▶ Problem to solve
Your task is to print all of the material verbatim.
··· Provided data ···
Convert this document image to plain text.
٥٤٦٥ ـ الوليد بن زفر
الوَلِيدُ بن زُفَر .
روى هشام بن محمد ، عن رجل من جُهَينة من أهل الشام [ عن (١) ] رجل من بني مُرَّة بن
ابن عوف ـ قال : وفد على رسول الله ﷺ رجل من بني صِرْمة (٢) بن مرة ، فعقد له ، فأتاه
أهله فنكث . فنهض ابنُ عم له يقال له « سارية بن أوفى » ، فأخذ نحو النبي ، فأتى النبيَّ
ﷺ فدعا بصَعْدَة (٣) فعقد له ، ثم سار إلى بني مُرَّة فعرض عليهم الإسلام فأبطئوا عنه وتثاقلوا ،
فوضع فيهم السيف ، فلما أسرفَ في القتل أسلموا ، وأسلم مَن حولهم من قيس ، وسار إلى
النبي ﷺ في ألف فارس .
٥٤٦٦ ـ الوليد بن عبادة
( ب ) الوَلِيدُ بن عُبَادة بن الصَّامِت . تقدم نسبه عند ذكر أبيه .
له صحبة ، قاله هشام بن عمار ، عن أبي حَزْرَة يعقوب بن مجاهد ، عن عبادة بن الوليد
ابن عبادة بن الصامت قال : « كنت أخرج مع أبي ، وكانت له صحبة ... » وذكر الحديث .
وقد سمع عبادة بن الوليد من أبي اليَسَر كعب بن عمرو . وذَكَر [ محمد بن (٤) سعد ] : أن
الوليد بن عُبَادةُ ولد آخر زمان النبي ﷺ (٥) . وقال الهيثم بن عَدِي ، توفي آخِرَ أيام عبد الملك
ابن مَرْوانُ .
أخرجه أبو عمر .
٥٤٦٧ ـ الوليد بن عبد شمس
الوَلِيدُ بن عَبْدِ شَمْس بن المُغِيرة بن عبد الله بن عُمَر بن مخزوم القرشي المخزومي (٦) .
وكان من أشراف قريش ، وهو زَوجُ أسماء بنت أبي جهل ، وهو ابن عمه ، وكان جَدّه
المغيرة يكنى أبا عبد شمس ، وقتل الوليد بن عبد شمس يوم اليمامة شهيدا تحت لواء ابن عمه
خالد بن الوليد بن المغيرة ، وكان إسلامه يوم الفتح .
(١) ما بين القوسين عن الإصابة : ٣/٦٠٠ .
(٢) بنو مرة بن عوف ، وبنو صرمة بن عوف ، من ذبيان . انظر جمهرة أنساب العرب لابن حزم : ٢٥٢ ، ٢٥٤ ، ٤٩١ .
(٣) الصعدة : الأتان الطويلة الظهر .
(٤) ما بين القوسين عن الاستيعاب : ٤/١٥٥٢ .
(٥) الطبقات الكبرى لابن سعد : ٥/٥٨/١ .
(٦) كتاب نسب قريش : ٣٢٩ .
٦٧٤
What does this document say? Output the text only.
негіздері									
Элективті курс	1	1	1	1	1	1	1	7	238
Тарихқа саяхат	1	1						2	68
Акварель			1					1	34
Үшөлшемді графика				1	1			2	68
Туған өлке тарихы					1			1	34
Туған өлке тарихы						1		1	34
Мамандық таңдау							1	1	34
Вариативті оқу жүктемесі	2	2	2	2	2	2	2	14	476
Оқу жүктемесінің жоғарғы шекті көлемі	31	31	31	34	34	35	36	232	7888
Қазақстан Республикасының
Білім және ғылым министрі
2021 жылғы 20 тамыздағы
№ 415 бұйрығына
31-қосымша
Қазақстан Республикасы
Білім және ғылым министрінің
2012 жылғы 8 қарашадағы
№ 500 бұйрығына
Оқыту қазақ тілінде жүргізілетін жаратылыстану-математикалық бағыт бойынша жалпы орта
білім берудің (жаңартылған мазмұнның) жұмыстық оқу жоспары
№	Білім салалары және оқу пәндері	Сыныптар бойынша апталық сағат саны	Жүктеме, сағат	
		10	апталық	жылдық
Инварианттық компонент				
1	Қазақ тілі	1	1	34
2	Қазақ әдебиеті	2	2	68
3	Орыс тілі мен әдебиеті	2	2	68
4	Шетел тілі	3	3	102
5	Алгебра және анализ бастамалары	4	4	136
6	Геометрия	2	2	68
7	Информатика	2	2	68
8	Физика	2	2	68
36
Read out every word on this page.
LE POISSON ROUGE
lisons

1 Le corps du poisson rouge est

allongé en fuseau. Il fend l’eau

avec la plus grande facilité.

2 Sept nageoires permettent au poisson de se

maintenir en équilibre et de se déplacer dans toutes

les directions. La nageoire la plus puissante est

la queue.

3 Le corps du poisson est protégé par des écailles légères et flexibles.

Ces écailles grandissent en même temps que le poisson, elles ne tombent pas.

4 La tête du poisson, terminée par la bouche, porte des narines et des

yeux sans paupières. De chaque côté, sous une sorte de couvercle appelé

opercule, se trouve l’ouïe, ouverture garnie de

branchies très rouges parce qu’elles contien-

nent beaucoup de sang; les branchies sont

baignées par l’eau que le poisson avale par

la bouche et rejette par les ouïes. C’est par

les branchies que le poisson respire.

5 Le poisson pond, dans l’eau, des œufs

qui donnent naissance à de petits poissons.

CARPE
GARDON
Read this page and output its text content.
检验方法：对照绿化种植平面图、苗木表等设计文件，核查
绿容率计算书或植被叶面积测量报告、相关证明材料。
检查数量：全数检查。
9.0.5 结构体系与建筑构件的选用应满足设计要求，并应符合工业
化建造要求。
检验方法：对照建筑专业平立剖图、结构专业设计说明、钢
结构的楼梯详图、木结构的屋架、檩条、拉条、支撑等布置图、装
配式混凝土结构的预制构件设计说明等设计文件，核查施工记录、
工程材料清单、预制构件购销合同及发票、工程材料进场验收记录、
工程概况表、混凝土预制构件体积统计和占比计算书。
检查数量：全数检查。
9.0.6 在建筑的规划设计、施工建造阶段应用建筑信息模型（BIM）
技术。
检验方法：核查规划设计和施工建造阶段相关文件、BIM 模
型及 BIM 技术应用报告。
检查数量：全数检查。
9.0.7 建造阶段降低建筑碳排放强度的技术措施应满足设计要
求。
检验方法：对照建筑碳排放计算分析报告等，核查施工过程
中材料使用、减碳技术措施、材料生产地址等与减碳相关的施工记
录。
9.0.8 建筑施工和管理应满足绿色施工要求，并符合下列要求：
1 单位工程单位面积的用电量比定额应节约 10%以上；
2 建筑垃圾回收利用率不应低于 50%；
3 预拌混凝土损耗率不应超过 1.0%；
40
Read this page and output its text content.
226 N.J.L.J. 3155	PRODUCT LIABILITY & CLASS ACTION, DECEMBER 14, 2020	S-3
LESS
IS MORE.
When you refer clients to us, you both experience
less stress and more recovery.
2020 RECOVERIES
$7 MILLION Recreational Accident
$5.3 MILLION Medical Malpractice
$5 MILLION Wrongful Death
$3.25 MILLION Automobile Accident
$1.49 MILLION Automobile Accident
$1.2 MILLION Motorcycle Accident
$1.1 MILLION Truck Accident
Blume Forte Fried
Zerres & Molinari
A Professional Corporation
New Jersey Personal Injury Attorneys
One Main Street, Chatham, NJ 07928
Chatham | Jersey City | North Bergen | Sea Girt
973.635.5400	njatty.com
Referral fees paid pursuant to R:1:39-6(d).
···
▶ Response to the exercise
Convert this document image to plain text.
٥٤٦٥ ـ الوليد بن زفر
الوَلِيدُ بن زُفَر .
روى هشام بن محمد ، عن رجل من جُهَينة من أهل الشام [ عن (١) ] رجل من بني مُرَّة بن
ابن عوف ـ قال : وفد على رسول الله ﷺ رجل من بني صِرْمة (٢) بن مرة ، فعقد له ، فأتاه
أهله فنكث . فنهض ابنُ عم له يقال له « سارية بن أوفى » ، فأخذ نحو النبي ، فأتى النبيَّ
ﷺ فدعا بصَعْدَة (٣) فعقد له ، ثم سار إلى بني مُرَّة فعرض عليهم الإسلام فأبطئوا عنه وتثاقلوا ،
فوضع فيهم السيف ، فلما أسرفَ في القتل أسلموا ، وأسلم مَن حولهم من قيس ، وسار إلى
النبي ﷺ في ألف فارس .
٥٤٦٦ ـ الوليد بن عبادة
( ب ) الوَلِيدُ بن عُبَادة بن الصَّامِت . تقدم نسبه عند ذكر أبيه .
له صحبة ، قاله هشام بن عمار ، عن أبي حَزْرَة يعقوب بن مجاهد ، عن عبادة بن الوليد
ابن عبادة بن الصامت قال : « كنت أخرج مع أبي ، وكانت له صحبة ... » وذكر الحديث .
وقد سمع عبادة بن الوليد من أبي اليَسَر كعب بن عمرو . وذَكَر [ محمد بن (٤) سعد ] : أن
الوليد بن عُبَادةُ ولد آخر زمان النبي ﷺ (٥) . وقال الهيثم بن عَدِي ، توفي آخِرَ أيام عبد الملك
ابن مَرْوانُ .
أخرجه أبو عمر .
٥٤٦٧ ـ الوليد بن عبد شمس
الوَلِيدُ بن عَبْدِ شَمْس بن المُغِيرة بن عبد الله بن عُمَر بن مخزوم القرشي المخزومي (٦) .
وكان من أشراف قريش ، وهو زَوجُ أسماء بنت أبي جهل ، وهو ابن عمه ، وكان جَدّه
المغيرة يكنى أبا عبد شمس ، وقتل الوليد بن عبد شمس يوم اليمامة شهيدا تحت لواء ابن عمه
خالد بن الوليد بن المغيرة ، وكان إسلامه يوم الفتح .
(١) ما بين القوسين عن الإصابة : ٣/٦٠٠ .
(٢) بنو مرة بن عوف ، وبنو صرمة بن عوف ، من ذبيان . انظر جمهرة أنساب العرب لابن حزم : ٢٥٢ ، ٢٥٤ ، ٤٩١ .
(٣) الصعدة : الأتان الطويلة الظهر .
(٤) ما بين القوسين عن الاستيعاب : ٤/١٥٥٢ .
(٥) الطبقات الكبرى لابن سعد : ٥/٥٨/١ .
(٦) كتاب نسب قريش : ٣٢٩ .
٦٧٤
What does this document say? Output the text only.
негіздері									
Элективті курс	1	1	1	1	1	1	1	7	238
Тарихқа саяхат	1	1						2	68
Акварель			1					1	34
Үшөлшемді графика				1	1			2	68
Туған өлке тарихы					1			1	34
Туған өлке тарихы						1		1	34
Мамандық таңдау							1	1	34
Вариативті оқу жүктемесі	2	2	2	2	2	2	2	14	476
Оқу жүктемесінің жоғарғы шекті көлемі	31	31	31	34	34	35	36	232	7888
Қазақстан Республикасының
Білім және ғылым министрі
2021 жылғы 20 тамыздағы
№ 415 бұйрығына
31-қосымша
Қазақстан Республикасы
Білім және ғылым министрінің
2012 жылғы 8 қарашадағы
№ 500 бұйрығына
Оқыту қазақ тілінде жүргізілетін жаратылыстану-математикалық бағыт бойынша жалпы орта
білім берудің (жаңартылған мазмұнның) жұмыстық оқу жоспары
№	Білім салалары және оқу пәндері	Сыныптар бойынша апталық сағат саны	Жүктеме, сағат	
		10	апталық	жылдық
Инварианттық компонент				
1	Қазақ тілі	1	1	34
2	Қазақ әдебиеті	2	2	68
3	Орыс тілі мен әдебиеті	2	2	68
4	Шетел тілі	3	3	102
5	Алгебра және анализ бастамалары	4	4	136
6	Геометрия	2	2	68
7	Информатика	2	2	68
8	Физика	2	2	68
36
Read out every word on this page.
LE POISSON ROUGE
lisons

1 Le corps du poisson rouge est

allongé en fuseau. Il fend l’eau

avec la plus grande facilité.

2 Sept nageoires permettent au poisson de se

maintenir en équilibre et de se déplacer dans toutes

les directions. La nageoire la plus puissante est

la queue.

3 Le corps du poisson est protégé par des écailles légères et flexibles.

Ces écailles grandissent en même temps que le poisson, elles ne tombent pas.

4 La tête du poisson, terminée par la bouche, porte des narines et des

yeux sans paupières. De chaque côté, sous une sorte de couvercle appelé

opercule, se trouve l’ouïe, ouverture garnie de

branchies très rouges parce qu’elles contien-

nent beaucoup de sang; les branchies sont

baignées par l’eau que le poisson avale par

la bouche et rejette par les ouïes. C’est par

les branchies que le poisson respire.

5 Le poisson pond, dans l’eau, des œufs

qui donnent naissance à de petits poissons.

CARPE
GARDON
Read this page and output its text content.
检验方法：对照绿化种植平面图、苗木表等设计文件，核查
绿容率计算书或植被叶面积测量报告、相关证明材料。
检查数量：全数检查。
9.0.5 结构体系与建筑构件的选用应满足设计要求，并应符合工业
化建造要求。
检验方法：对照建筑专业平立剖图、结构专业设计说明、钢
结构的楼梯详图、木结构的屋架、檩条、拉条、支撑等布置图、装
配式混凝土结构的预制构件设计说明等设计文件，核查施工记录、
工程材料清单、预制构件购销合同及发票、工程材料进场验收记录、
工程概况表、混凝土预制构件体积统计和占比计算书。
检查数量：全数检查。
9.0.6 在建筑的规划设计、施工建造阶段应用建筑信息模型（BIM）
技术。
检验方法：核查规划设计和施工建造阶段相关文件、BIM 模
型及 BIM 技术应用报告。
检查数量：全数检查。
9.0.7 建造阶段降低建筑碳排放强度的技术措施应满足设计要
求。
检验方法：对照建筑碳排放计算分析报告等，核查施工过程
中材料使用、减碳技术措施、材料生产地址等与减碳相关的施工记
录。
9.0.8 建筑施工和管理应满足绿色施工要求，并符合下列要求：
1 单位工程单位面积的用电量比定额应节约 10%以上；
2 建筑垃圾回收利用率不应低于 50%；
3 预拌混凝土损耗率不应超过 1.0%；
40
Read this page and output its text content.
226 N.J.L.J. 3155	PRODUCT LIABILITY & CLASS ACTION, DECEMBER 14, 2020	S-3
LESS
IS MORE.
When you refer clients to us, you both experience
less stress and more recovery.
2020 RECOVERIES
$7 MILLION Recreational Accident
$5.3 MILLION Medical Malpractice
$5 MILLION Wrongful Death
$3.25 MILLION Automobile Accident
$1.49 MILLION Automobile Accident
$1.2 MILLION Motorcycle Accident
$1.1 MILLION Truck Accident
Blume Forte Fried
Zerres & Molinari
A Professional Corporation
New Jersey Personal Injury Attorneys
One Main Street, Chatham, NJ 07928
Chatham | Jersey City | North Bergen | Sea Girt
973.635.5400	njatty.com
Referral fees paid pursuant to R:1:39-6(d).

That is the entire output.